*WHAT TO PRODUCE*
Return all lines from the listing below in which the string "into" occurs.

*DATA TO PROCESS*
begin

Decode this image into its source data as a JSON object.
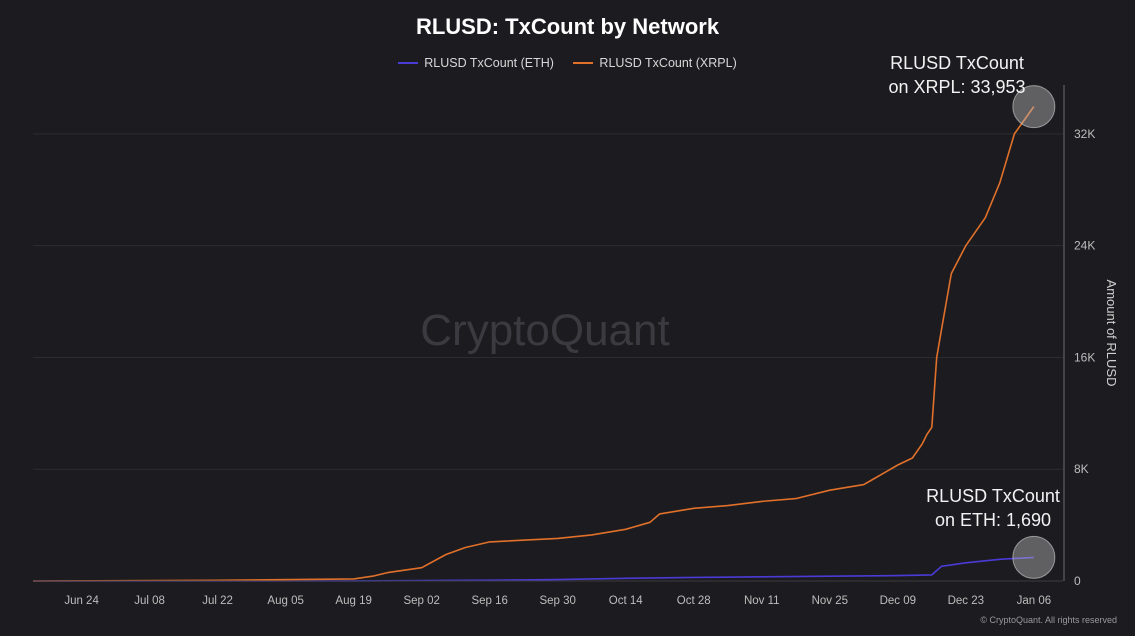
{
  "chart_data": {
    "type": "line",
    "title": "RLUSD: TxCount by Network",
    "ylabel": "Amount of RLUSD",
    "xlabel": "",
    "x_tick_labels": [
      "Jun 24",
      "Jul 08",
      "Jul 22",
      "Aug 05",
      "Aug 19",
      "Sep 02",
      "Sep 16",
      "Sep 30",
      "Oct 14",
      "Oct 28",
      "Nov 11",
      "Nov 25",
      "Dec 09",
      "Dec 23",
      "Jan 06"
    ],
    "y_tick_labels": [
      "0",
      "8K",
      "16K",
      "24K",
      "32K"
    ],
    "y_ticks": [
      0,
      8000,
      16000,
      24000,
      32000
    ],
    "ylim": [
      0,
      35500
    ],
    "xlim": [
      "2024-06-14",
      "2025-01-12"
    ],
    "grid": true,
    "legend_position": "top-center",
    "watermark": "CryptoQuant",
    "footer": "© CryptoQuant. All rights reserved",
    "series": [
      {
        "name": "RLUSD TxCount (ETH)",
        "color": "#4a3bd6",
        "x": [
          "2024-06-14",
          "2024-08-19",
          "2024-09-02",
          "2024-09-16",
          "2024-09-30",
          "2024-10-14",
          "2024-10-28",
          "2024-11-11",
          "2024-11-25",
          "2024-12-09",
          "2024-12-16",
          "2024-12-17",
          "2024-12-18",
          "2024-12-23",
          "2024-12-30",
          "2025-01-06"
        ],
        "values": [
          0,
          5,
          30,
          60,
          100,
          190,
          260,
          300,
          340,
          390,
          440,
          750,
          1050,
          1300,
          1550,
          1690
        ]
      },
      {
        "name": "RLUSD TxCount (XRPL)",
        "color": "#e0702a",
        "x": [
          "2024-06-14",
          "2024-07-22",
          "2024-08-19",
          "2024-08-23",
          "2024-08-26",
          "2024-09-02",
          "2024-09-07",
          "2024-09-11",
          "2024-09-16",
          "2024-09-30",
          "2024-10-07",
          "2024-10-14",
          "2024-10-19",
          "2024-10-21",
          "2024-10-28",
          "2024-11-04",
          "2024-11-11",
          "2024-11-18",
          "2024-11-25",
          "2024-12-02",
          "2024-12-04",
          "2024-12-09",
          "2024-12-12",
          "2024-12-14",
          "2024-12-15",
          "2024-12-16",
          "2024-12-17",
          "2024-12-18",
          "2024-12-20",
          "2024-12-23",
          "2024-12-27",
          "2024-12-30",
          "2025-01-02",
          "2025-01-06"
        ],
        "values": [
          0,
          50,
          150,
          350,
          600,
          950,
          1900,
          2400,
          2800,
          3050,
          3300,
          3700,
          4200,
          4800,
          5200,
          5400,
          5700,
          5900,
          6500,
          6900,
          7300,
          8300,
          8800,
          9800,
          10500,
          11000,
          16000,
          18000,
          22000,
          24000,
          26000,
          28500,
          32000,
          33953
        ]
      }
    ],
    "annotations": [
      {
        "line1": "RLUSD TxCount",
        "line2": "on XRPL: 33,953",
        "x": "2025-01-06",
        "y": 33953
      },
      {
        "line1": "RLUSD TxCount",
        "line2": "on ETH: 1,690",
        "x": "2025-01-06",
        "y": 1690
      }
    ]
  }
}
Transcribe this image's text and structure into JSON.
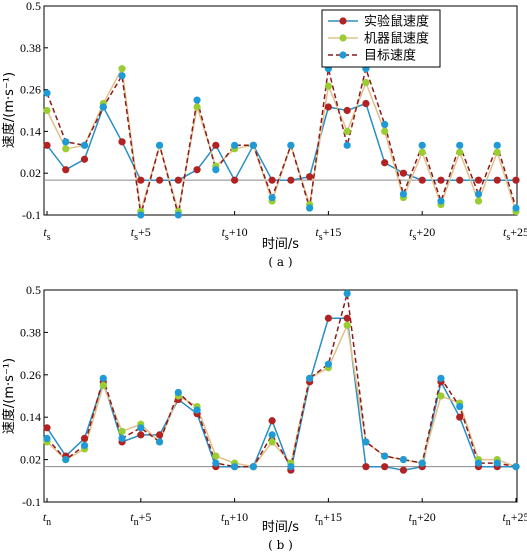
{
  "colors": {
    "experimental": "#b22222",
    "machine": "#9acd32",
    "target": "#1e9bd7",
    "line_experimental": "#2a8fc4",
    "line_machine": "#e3c08a",
    "line_target": "#8b1a1a",
    "axis": "#000000",
    "grid": "#888888"
  },
  "chart_data": [
    {
      "type": "line",
      "caption": "( a )",
      "xlabel": "时间/s",
      "ylabel": "速度/(m·s⁻¹)",
      "ylim": [
        -0.1,
        0.5
      ],
      "yticks": [
        "-0.1",
        "0.02",
        "0.14",
        "0.26",
        "0.38",
        "0.5"
      ],
      "xtick_labels": [
        {
          "base": "t",
          "sub": "s",
          "suffix": ""
        },
        {
          "base": "t",
          "sub": "s",
          "suffix": "+5"
        },
        {
          "base": "t",
          "sub": "s",
          "suffix": "+10"
        },
        {
          "base": "t",
          "sub": "s",
          "suffix": "+15"
        },
        {
          "base": "t",
          "sub": "s",
          "suffix": "+20"
        },
        {
          "base": "t",
          "sub": "s",
          "suffix": "+25"
        }
      ],
      "legend": [
        "实验鼠速度",
        "机器鼠速度",
        "目标速度"
      ],
      "legend_position": "top-right",
      "x": [
        0,
        1,
        2,
        3,
        4,
        5,
        6,
        7,
        8,
        9,
        10,
        11,
        12,
        13,
        14,
        15,
        16,
        17,
        18,
        19,
        20,
        21,
        22,
        23,
        24,
        25
      ],
      "series": [
        {
          "name": "实验鼠速度",
          "values": [
            0.1,
            0.03,
            0.06,
            0.21,
            0.11,
            0.0,
            0.0,
            0.0,
            0.03,
            0.1,
            0.0,
            0.1,
            0.0,
            0.0,
            0.01,
            0.21,
            0.2,
            0.22,
            0.05,
            0.02,
            0.0,
            0.0,
            0.0,
            0.0,
            0.0,
            0.0
          ]
        },
        {
          "name": "机器鼠速度",
          "values": [
            0.2,
            0.09,
            0.1,
            0.22,
            0.32,
            -0.09,
            0.1,
            -0.09,
            0.21,
            0.04,
            0.09,
            0.1,
            -0.06,
            0.1,
            -0.07,
            0.27,
            0.14,
            0.28,
            0.14,
            -0.05,
            0.08,
            -0.07,
            0.08,
            -0.06,
            0.08,
            -0.09
          ]
        },
        {
          "name": "目标速度",
          "values": [
            0.25,
            0.11,
            0.1,
            0.21,
            0.3,
            -0.1,
            0.1,
            -0.1,
            0.23,
            0.03,
            0.1,
            0.1,
            -0.05,
            0.1,
            -0.08,
            0.32,
            0.1,
            0.32,
            0.16,
            -0.04,
            0.1,
            -0.06,
            0.1,
            -0.04,
            0.1,
            -0.08
          ]
        }
      ]
    },
    {
      "type": "line",
      "caption": "( b )",
      "xlabel": "时间/s",
      "ylabel": "速度/(m·s⁻¹)",
      "ylim": [
        -0.1,
        0.5
      ],
      "yticks": [
        "-0.1",
        "0.02",
        "0.14",
        "0.26",
        "0.38",
        "0.5"
      ],
      "xtick_labels": [
        {
          "base": "t",
          "sub": "n",
          "suffix": ""
        },
        {
          "base": "t",
          "sub": "n",
          "suffix": "+5"
        },
        {
          "base": "t",
          "sub": "n",
          "suffix": "+10"
        },
        {
          "base": "t",
          "sub": "n",
          "suffix": "+15"
        },
        {
          "base": "t",
          "sub": "n",
          "suffix": "+20"
        },
        {
          "base": "t",
          "sub": "n",
          "suffix": "+25"
        }
      ],
      "x": [
        0,
        1,
        2,
        3,
        4,
        5,
        6,
        7,
        8,
        9,
        10,
        11,
        12,
        13,
        14,
        15,
        16,
        17,
        18,
        19,
        20,
        21,
        22,
        23,
        24,
        25
      ],
      "series": [
        {
          "name": "实验鼠速度",
          "values": [
            0.11,
            0.03,
            0.08,
            0.24,
            0.07,
            0.09,
            0.09,
            0.19,
            0.15,
            0.0,
            0.0,
            0.0,
            0.13,
            -0.01,
            0.24,
            0.42,
            0.42,
            0.0,
            0.0,
            -0.01,
            0.0,
            0.24,
            0.14,
            0.0,
            0.0,
            0.0
          ]
        },
        {
          "name": "机器鼠速度",
          "values": [
            0.07,
            0.02,
            0.05,
            0.23,
            0.1,
            0.12,
            0.07,
            0.2,
            0.17,
            0.03,
            0.01,
            0.0,
            0.07,
            0.01,
            0.25,
            0.28,
            0.4,
            0.07,
            0.03,
            0.02,
            0.01,
            0.2,
            0.18,
            0.02,
            0.02,
            0.0
          ]
        },
        {
          "name": "目标速度",
          "values": [
            0.08,
            0.02,
            0.06,
            0.25,
            0.08,
            0.11,
            0.07,
            0.21,
            0.16,
            0.01,
            0.0,
            0.0,
            0.09,
            0.0,
            0.25,
            0.29,
            0.49,
            0.07,
            0.03,
            0.02,
            0.01,
            0.25,
            0.17,
            0.01,
            0.01,
            0.0
          ]
        }
      ]
    }
  ]
}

end

*SOLUTION FOR THIS EXERCISE*
Decode this image into its source data as a JSON object.
Transcribe this image's text and structure into JSON.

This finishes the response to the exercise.